TASK TO CARRY OUT:
Reproduce the data below verbatim, beginning with its first line and ending with the line that contains "x-tick-label: 100 <box>262 272 284 282</box>". Include both of those lines.

LISTED ENTRIES:
▼
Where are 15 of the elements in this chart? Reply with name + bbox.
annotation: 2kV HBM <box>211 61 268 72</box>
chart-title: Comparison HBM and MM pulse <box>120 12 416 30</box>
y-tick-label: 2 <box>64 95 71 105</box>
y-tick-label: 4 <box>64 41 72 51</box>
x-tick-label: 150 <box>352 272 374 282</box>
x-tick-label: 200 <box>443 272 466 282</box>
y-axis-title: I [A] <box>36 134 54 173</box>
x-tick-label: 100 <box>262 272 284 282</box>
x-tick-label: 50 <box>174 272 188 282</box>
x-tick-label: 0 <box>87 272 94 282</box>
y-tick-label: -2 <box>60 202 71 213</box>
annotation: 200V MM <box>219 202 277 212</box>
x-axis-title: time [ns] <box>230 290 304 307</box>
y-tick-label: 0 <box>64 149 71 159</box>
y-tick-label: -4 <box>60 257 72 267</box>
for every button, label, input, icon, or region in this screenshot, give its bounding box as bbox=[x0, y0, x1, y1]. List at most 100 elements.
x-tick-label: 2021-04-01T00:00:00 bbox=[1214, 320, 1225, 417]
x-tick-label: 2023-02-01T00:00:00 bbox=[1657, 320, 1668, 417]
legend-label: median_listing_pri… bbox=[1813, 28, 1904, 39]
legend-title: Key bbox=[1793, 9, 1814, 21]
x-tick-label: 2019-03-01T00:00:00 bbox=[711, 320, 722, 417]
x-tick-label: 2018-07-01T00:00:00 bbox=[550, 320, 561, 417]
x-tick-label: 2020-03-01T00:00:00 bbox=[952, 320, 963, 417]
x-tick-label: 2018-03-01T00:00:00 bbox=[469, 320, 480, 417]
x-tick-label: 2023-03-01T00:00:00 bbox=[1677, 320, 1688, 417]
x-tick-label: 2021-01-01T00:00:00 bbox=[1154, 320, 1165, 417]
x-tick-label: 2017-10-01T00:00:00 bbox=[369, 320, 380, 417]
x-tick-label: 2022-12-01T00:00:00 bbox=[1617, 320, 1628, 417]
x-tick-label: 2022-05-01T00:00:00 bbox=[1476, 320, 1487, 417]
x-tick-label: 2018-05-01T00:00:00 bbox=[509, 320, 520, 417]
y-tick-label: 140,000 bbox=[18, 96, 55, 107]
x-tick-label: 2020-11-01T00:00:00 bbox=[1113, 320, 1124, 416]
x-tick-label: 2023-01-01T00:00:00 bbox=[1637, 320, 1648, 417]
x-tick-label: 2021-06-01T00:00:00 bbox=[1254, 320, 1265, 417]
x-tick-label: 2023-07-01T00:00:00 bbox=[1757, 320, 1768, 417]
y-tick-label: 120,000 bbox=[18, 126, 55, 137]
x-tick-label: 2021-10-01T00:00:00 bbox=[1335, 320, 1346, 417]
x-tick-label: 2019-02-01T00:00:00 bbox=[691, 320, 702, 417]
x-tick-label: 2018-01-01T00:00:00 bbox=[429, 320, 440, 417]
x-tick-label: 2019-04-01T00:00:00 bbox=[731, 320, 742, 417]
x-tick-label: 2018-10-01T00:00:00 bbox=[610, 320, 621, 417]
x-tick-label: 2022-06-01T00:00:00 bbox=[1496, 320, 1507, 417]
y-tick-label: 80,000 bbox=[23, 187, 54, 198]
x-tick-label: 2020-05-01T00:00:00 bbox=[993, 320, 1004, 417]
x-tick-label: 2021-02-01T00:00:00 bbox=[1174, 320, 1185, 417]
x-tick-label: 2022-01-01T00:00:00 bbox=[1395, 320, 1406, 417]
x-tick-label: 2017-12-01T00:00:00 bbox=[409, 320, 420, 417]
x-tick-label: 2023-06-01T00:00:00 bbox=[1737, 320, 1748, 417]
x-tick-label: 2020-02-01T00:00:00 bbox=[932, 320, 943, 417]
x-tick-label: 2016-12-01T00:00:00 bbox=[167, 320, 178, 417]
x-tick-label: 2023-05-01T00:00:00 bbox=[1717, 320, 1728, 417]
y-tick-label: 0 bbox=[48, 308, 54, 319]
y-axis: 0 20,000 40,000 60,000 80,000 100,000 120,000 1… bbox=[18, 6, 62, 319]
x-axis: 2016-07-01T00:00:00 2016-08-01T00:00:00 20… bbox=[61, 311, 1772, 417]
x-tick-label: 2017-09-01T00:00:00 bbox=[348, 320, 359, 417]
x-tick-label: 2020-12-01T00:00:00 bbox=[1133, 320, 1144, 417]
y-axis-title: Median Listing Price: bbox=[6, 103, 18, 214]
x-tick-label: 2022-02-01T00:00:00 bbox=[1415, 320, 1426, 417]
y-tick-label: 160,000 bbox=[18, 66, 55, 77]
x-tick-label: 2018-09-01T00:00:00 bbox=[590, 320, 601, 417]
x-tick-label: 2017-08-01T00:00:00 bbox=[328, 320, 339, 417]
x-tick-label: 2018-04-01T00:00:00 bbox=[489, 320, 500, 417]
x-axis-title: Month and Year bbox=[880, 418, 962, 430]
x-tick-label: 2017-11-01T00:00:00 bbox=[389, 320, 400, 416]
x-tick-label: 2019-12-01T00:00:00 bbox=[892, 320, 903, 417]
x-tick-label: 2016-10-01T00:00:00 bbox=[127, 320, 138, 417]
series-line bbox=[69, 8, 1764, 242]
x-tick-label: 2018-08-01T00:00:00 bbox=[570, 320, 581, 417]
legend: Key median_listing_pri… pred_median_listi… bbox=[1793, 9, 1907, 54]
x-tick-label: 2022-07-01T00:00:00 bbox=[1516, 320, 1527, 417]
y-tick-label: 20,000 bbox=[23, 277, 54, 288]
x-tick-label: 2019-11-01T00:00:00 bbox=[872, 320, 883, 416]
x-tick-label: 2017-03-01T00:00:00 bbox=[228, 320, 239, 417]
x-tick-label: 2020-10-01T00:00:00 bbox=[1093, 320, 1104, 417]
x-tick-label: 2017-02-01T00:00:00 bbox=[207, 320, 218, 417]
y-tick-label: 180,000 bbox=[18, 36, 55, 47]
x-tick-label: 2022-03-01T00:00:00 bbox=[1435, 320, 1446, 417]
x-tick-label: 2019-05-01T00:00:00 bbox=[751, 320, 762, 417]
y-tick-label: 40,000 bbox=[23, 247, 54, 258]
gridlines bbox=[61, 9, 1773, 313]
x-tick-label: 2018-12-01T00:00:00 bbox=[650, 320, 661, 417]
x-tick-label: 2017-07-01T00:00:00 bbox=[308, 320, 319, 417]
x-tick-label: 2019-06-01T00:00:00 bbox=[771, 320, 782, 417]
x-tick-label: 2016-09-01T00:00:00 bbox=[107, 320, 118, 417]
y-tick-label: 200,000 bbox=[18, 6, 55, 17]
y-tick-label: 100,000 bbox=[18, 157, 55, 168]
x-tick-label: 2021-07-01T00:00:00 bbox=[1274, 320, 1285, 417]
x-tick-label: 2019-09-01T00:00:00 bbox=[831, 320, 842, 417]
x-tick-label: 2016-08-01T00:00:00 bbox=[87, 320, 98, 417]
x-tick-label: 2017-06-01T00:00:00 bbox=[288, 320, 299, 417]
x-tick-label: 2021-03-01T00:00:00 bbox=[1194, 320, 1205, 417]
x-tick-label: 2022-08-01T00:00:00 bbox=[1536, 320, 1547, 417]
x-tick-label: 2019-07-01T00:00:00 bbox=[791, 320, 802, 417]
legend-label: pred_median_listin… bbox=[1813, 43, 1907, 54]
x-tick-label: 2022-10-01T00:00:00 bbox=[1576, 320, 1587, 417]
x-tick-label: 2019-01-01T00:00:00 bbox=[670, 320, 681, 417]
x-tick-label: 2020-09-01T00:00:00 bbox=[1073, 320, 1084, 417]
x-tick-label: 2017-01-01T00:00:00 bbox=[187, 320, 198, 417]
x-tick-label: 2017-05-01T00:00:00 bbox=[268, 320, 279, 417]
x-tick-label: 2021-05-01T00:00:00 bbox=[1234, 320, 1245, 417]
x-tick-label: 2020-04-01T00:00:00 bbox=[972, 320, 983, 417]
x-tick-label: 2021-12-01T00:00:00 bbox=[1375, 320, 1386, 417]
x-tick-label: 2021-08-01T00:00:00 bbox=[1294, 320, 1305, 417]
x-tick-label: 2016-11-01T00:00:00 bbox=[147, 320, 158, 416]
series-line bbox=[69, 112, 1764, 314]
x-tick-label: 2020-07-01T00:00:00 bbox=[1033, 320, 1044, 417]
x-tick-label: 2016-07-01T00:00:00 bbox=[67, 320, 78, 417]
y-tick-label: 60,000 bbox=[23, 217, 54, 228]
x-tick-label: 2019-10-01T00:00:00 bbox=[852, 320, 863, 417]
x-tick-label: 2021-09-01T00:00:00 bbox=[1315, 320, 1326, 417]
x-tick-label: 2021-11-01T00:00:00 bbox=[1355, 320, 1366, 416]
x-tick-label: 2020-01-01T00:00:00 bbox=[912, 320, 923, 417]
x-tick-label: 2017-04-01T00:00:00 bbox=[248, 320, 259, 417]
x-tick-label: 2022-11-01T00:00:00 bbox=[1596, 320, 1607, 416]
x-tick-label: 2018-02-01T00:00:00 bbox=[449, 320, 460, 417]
▲
OUTPUT:
Where are 15 of the elements in this chart? Reply with name + bbox.
annotation: 2kV HBM <box>211 61 268 72</box>
chart-title: Comparison HBM and MM pulse <box>120 12 416 30</box>
y-tick-label: 2 <box>64 95 71 105</box>
y-tick-label: 4 <box>64 41 72 51</box>
x-tick-label: 150 <box>352 272 374 282</box>
x-tick-label: 200 <box>443 272 466 282</box>
y-axis-title: I [A] <box>36 134 54 173</box>
x-tick-label: 100 <box>262 272 284 282</box>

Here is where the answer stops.